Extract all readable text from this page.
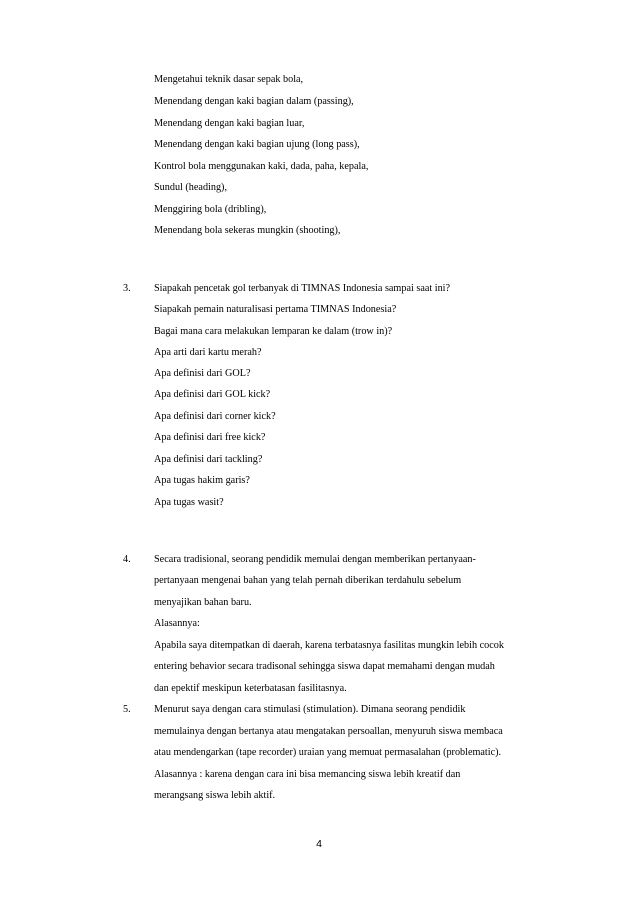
Mengetahui teknik dasar sepak bola,
Menendang dengan kaki bagian dalam (passing),
Menendang dengan kaki bagian luar,
Menendang dengan kaki bagian ujung (long pass),
Kontrol bola menggunakan kaki, dada, paha, kepala,
Sundul (heading),
Menggiring bola (dribling),
Menendang bola sekeras mungkin (shooting),
3. Siapakah pencetak gol terbanyak di TIMNAS Indonesia sampai saat ini?
Siapakah pemain naturalisasi pertama TIMNAS Indonesia?
Bagai mana cara melakukan lemparan ke dalam (trow in)?
Apa arti dari kartu merah?
Apa definisi dari GOL?
Apa definisi dari GOL kick?
Apa definisi dari corner kick?
Apa definisi dari free kick?
Apa definisi dari tackling?
Apa tugas hakim garis?
Apa tugas wasit?
4. Secara tradisional, seorang pendidik memulai dengan memberikan pertanyaan-
pertanyaan mengenai bahan yang telah pernah diberikan terdahulu sebelum
menyajikan bahan baru.
Alasannya:
Apabila saya ditempatkan di daerah, karena terbatasnya fasilitas mungkin lebih cocok
entering behavior secara tradisonal sehingga siswa dapat memahami dengan mudah
dan epektif meskipun keterbatasan fasilitasnya.
5. Menurut saya dengan cara stimulasi (stimulation). Dimana seorang pendidik
memulainya dengan bertanya atau mengatakan persoallan, menyuruh siswa membaca
atau mendengarkan (tape recorder) uraian yang memuat permasalahan (problematic).
Alasannya : karena dengan cara ini bisa memancing siswa lebih kreatif dan
merangsang siswa lebih aktif.
4
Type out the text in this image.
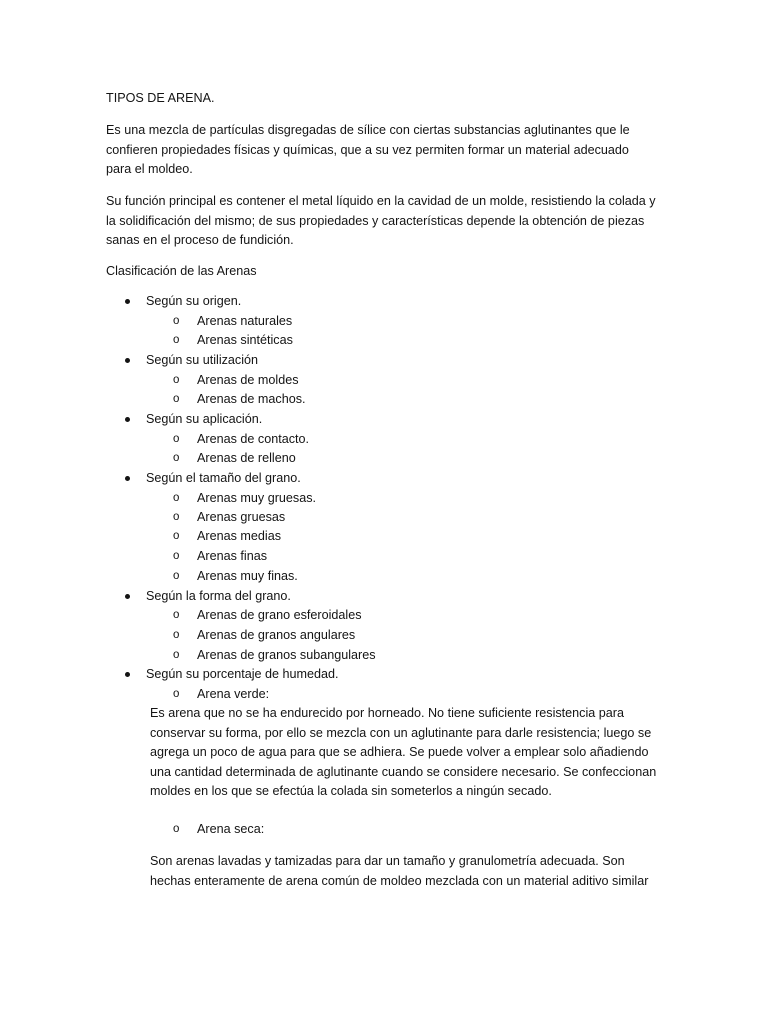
TIPOS DE ARENA.
Es una mezcla de partículas disgregadas de sílice con ciertas substancias aglutinantes que le
confieren propiedades físicas y químicas, que a su vez permiten formar un material adecuado
para el moldeo.
Su función principal es contener el metal líquido en la cavidad de un molde, resistiendo la colada y
la solidificación del mismo; de sus propiedades y características depende la obtención de piezas
sanas en el proceso de fundición.
Clasificación de las Arenas
Según su origen.
o Arenas naturales
o Arenas sintéticas
Según su utilización
o Arenas de moldes
o Arenas de machos.
Según su aplicación.
o Arenas de contacto.
o Arenas de relleno
Según el tamaño del grano.
o Arenas muy gruesas.
o Arenas gruesas
o Arenas medias
o Arenas finas
o Arenas muy finas.
Según la forma del grano.
o Arenas de grano esferoidales
o Arenas de granos angulares
o Arenas de granos subangulares
Según su porcentaje de humedad.
o Arena verde:
Es arena que no se ha endurecido por horneado. No tiene suficiente resistencia para
conservar su forma, por ello se mezcla con un aglutinante para darle resistencia; luego se
agrega un poco de agua para que se adhiera. Se puede volver a emplear solo añadiendo
una cantidad determinada de aglutinante cuando se considere necesario. Se confeccionan
moldes en los que se efectúa la colada sin someterlos a ningún secado.
o Arena seca:
Son arenas lavadas y tamizadas para dar un tamaño y granulometría adecuada. Son
hechas enteramente de arena común de moldeo mezclada con un material aditivo similar
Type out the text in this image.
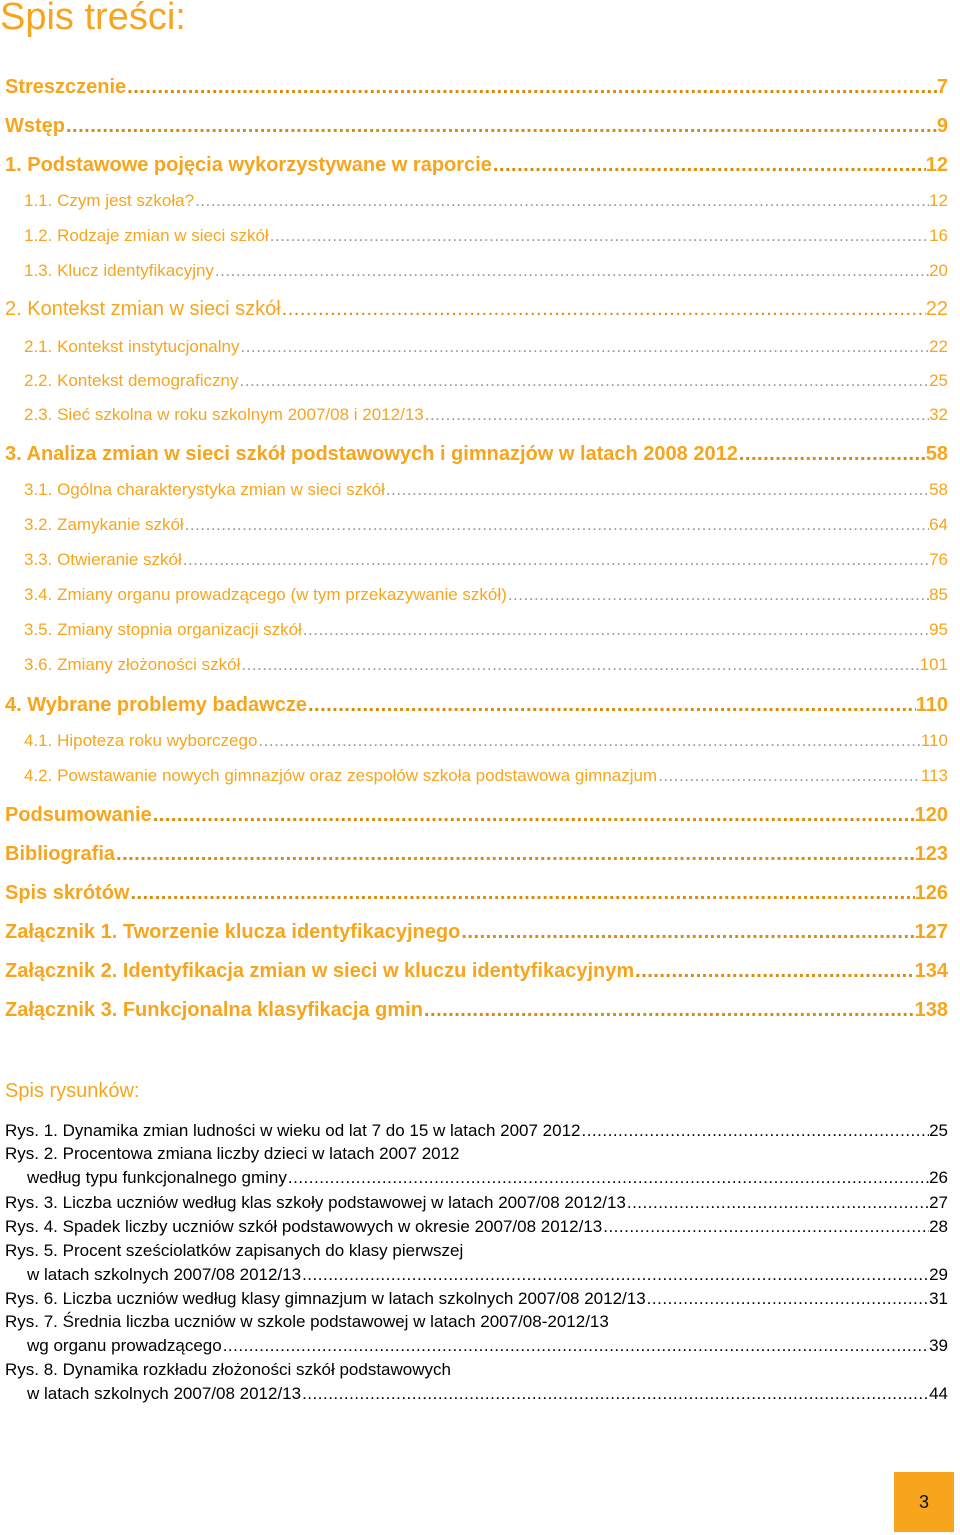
Spis treści:
Streszczenie .....	7
Wstęp .....	9
1. Podstawowe pojęcia wykorzystywane w raporcie .....	12
1.1. Czym jest szkoła? .....	12
1.2. Rodzaje zmian w sieci szkół .....	16
1.3. Klucz identyfikacyjny .....	20
2. Kontekst zmian w sieci szkół .....	22
2.1. Kontekst instytucjonalny .....	22
2.2. Kontekst demograficzny .....	25
2.3. Sieć szkolna w roku szkolnym 2007/08 i 2012/13 .....	32
3. Analiza zmian w sieci szkół podstawowych i gimnazjów w latach 2008 2012 .....	58
3.1. Ogólna charakterystyka zmian w sieci szkół .....	58
3.2. Zamykanie szkół .....	64
3.3. Otwieranie szkół .....	76
3.4. Zmiany organu prowadzącego (w tym przekazywanie szkół) .....	85
3.5. Zmiany stopnia organizacji szkół .....	95
3.6. Zmiany złożoności szkół .....	101
4. Wybrane problemy badawcze .....	110
4.1. Hipoteza roku wyborczego .....	110
4.2. Powstawanie nowych gimnazjów oraz zespołów szkoła podstawowa gimnazjum .....	113
Podsumowanie .....	120
Bibliografia .....	123
Spis skrótów .....	126
Załącznik 1. Tworzenie klucza identyfikacyjnego .....	127
Załącznik 2. Identyfikacja zmian w sieci w kluczu identyfikacyjnym .....	134
Załącznik 3. Funkcjonalna klasyfikacja gmin .....	138
Spis rysunków:
Rys. 1. Dynamika zmian ludności w wieku od lat 7 do 15 w latach 2007 2012 .....	25
Rys. 2. Procentowa zmiana liczby dzieci w latach 2007 2012
według typu funkcjonalnego gminy .....	26
Rys. 3. Liczba uczniów według klas szkoły podstawowej w latach 2007/08 2012/13 .....	27
Rys. 4. Spadek liczby uczniów szkół podstawowych w okresie 2007/08 2012/13 .....	28
Rys. 5. Procent sześciolatków zapisanych do klasy pierwszej
w latach szkolnych 2007/08 2012/13 .....	29
Rys. 6. Liczba uczniów według klasy gimnazjum w latach szkolnych 2007/08 2012/13 .....	31
Rys. 7. Średnia liczba uczniów w szkole podstawowej w latach 2007/08-2012/13
wg organu prowadzącego .....	39
Rys. 8. Dynamika rozkładu złożoności szkół podstawowych
w latach szkolnych 2007/08 2012/13 .....	44
3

# Task prompt
Pictures in the data above should not be copied; transcribe everything else exactly.

# Answer for the task
Extract all readable text from this page.
Mengetahui teknik dasar sepak bola,
Menendang dengan kaki bagian dalam (passing),
Menendang dengan kaki bagian luar,
Menendang dengan kaki bagian ujung (long pass),
Kontrol bola menggunakan kaki, dada, paha, kepala,
Sundul (heading),
Menggiring bola (dribling),
Menendang bola sekeras mungkin (shooting),
3. Siapakah pencetak gol terbanyak di TIMNAS Indonesia sampai saat ini?
Siapakah pemain naturalisasi pertama TIMNAS Indonesia?
Bagai mana cara melakukan lemparan ke dalam (trow in)?
Apa arti dari kartu merah?
Apa definisi dari GOL?
Apa definisi dari GOL kick?
Apa definisi dari corner kick?
Apa definisi dari free kick?
Apa definisi dari tackling?
Apa tugas hakim garis?
Apa tugas wasit?
4. Secara tradisional, seorang pendidik memulai dengan memberikan pertanyaan-
pertanyaan mengenai bahan yang telah pernah diberikan terdahulu sebelum
menyajikan bahan baru.
Alasannya:
Apabila saya ditempatkan di daerah, karena terbatasnya fasilitas mungkin lebih cocok
entering behavior secara tradisonal sehingga siswa dapat memahami dengan mudah
dan epektif meskipun keterbatasan fasilitasnya.
5. Menurut saya dengan cara stimulasi (stimulation). Dimana seorang pendidik
memulainya dengan bertanya atau mengatakan persoallan, menyuruh siswa membaca
atau mendengarkan (tape recorder) uraian yang memuat permasalahan (problematic).
Alasannya : karena dengan cara ini bisa memancing siswa lebih kreatif dan
merangsang siswa lebih aktif.
4
Type out the text in this image.
TIPOS DE ARENA.
Es una mezcla de partículas disgregadas de sílice con ciertas substancias aglutinantes que le
confieren propiedades físicas y químicas, que a su vez permiten formar un material adecuado
para el moldeo.
Su función principal es contener el metal líquido en la cavidad de un molde, resistiendo la colada y
la solidificación del mismo; de sus propiedades y características depende la obtención de piezas
sanas en el proceso de fundición.
Clasificación de las Arenas
Según su origen.
o Arenas naturales
o Arenas sintéticas
Según su utilización
o Arenas de moldes
o Arenas de machos.
Según su aplicación.
o Arenas de contacto.
o Arenas de relleno
Según el tamaño del grano.
o Arenas muy gruesas.
o Arenas gruesas
o Arenas medias
o Arenas finas
o Arenas muy finas.
Según la forma del grano.
o Arenas de grano esferoidales
o Arenas de granos angulares
o Arenas de granos subangulares
Según su porcentaje de humedad.
o Arena verde:
Es arena que no se ha endurecido por horneado. No tiene suficiente resistencia para
conservar su forma, por ello se mezcla con un aglutinante para darle resistencia; luego se
agrega un poco de agua para que se adhiera. Se puede volver a emplear solo añadiendo
una cantidad determinada de aglutinante cuando se considere necesario. Se confeccionan
moldes en los que se efectúa la colada sin someterlos a ningún secado.
o Arena seca:
Son arenas lavadas y tamizadas para dar un tamaño y granulometría adecuada. Son
hechas enteramente de arena común de moldeo mezclada con un material aditivo similar
Type out the text in this image.
Spis treści:
Streszczenie .....	7
Wstęp .....	9
1. Podstawowe pojęcia wykorzystywane w raporcie .....	12
1.1. Czym jest szkoła? .....	12
1.2. Rodzaje zmian w sieci szkół .....	16
1.3. Klucz identyfikacyjny .....	20
2. Kontekst zmian w sieci szkół .....	22
2.1. Kontekst instytucjonalny .....	22
2.2. Kontekst demograficzny .....	25
2.3. Sieć szkolna w roku szkolnym 2007/08 i 2012/13 .....	32
3. Analiza zmian w sieci szkół podstawowych i gimnazjów w latach 2008 2012 .....	58
3.1. Ogólna charakterystyka zmian w sieci szkół .....	58
3.2. Zamykanie szkół .....	64
3.3. Otwieranie szkół .....	76
3.4. Zmiany organu prowadzącego (w tym przekazywanie szkół) .....	85
3.5. Zmiany stopnia organizacji szkół .....	95
3.6. Zmiany złożoności szkół .....	101
4. Wybrane problemy badawcze .....	110
4.1. Hipoteza roku wyborczego .....	110
4.2. Powstawanie nowych gimnazjów oraz zespołów szkoła podstawowa gimnazjum .....	113
Podsumowanie .....	120
Bibliografia .....	123
Spis skrótów .....	126
Załącznik 1. Tworzenie klucza identyfikacyjnego .....	127
Załącznik 2. Identyfikacja zmian w sieci w kluczu identyfikacyjnym .....	134
Załącznik 3. Funkcjonalna klasyfikacja gmin .....	138
Spis rysunków:
Rys. 1. Dynamika zmian ludności w wieku od lat 7 do 15 w latach 2007 2012 .....	25
Rys. 2. Procentowa zmiana liczby dzieci w latach 2007 2012
według typu funkcjonalnego gminy .....	26
Rys. 3. Liczba uczniów według klas szkoły podstawowej w latach 2007/08 2012/13 .....	27
Rys. 4. Spadek liczby uczniów szkół podstawowych w okresie 2007/08 2012/13 .....	28
Rys. 5. Procent sześciolatków zapisanych do klasy pierwszej
w latach szkolnych 2007/08 2012/13 .....	29
Rys. 6. Liczba uczniów według klasy gimnazjum w latach szkolnych 2007/08 2012/13 .....	31
Rys. 7. Średnia liczba uczniów w szkole podstawowej w latach 2007/08-2012/13
wg organu prowadzącego .....	39
Rys. 8. Dynamika rozkładu złożoności szkół podstawowych
w latach szkolnych 2007/08 2012/13 .....	44
3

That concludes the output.